-- Exercise directions --
Quote all of the entries word for word.

-- Recorded information --
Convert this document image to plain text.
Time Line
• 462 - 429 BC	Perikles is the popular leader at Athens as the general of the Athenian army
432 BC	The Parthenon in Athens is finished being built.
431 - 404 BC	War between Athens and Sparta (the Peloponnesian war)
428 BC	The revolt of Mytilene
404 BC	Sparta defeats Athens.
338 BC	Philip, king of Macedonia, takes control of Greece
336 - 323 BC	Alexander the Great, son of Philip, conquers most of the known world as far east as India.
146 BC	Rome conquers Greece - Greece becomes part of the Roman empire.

-- Right answer --
Convert this document image to plain text.
Time Line
• 462 - 429 BC	Perikles is the popular leader at Athens as the general of the Athenian army
432 BC	The Parthenon in Athens is finished being built.
431 - 404 BC	War between Athens and Sparta (the Peloponnesian war)
428 BC	The revolt of Mytilene
404 BC	Sparta defeats Athens.
338 BC	Philip, king of Macedonia, takes control of Greece
336 - 323 BC	Alexander the Great, son of Philip, conquers most of the known world as far east as India.
146 BC	Rome conquers Greece - Greece becomes part of the Roman empire.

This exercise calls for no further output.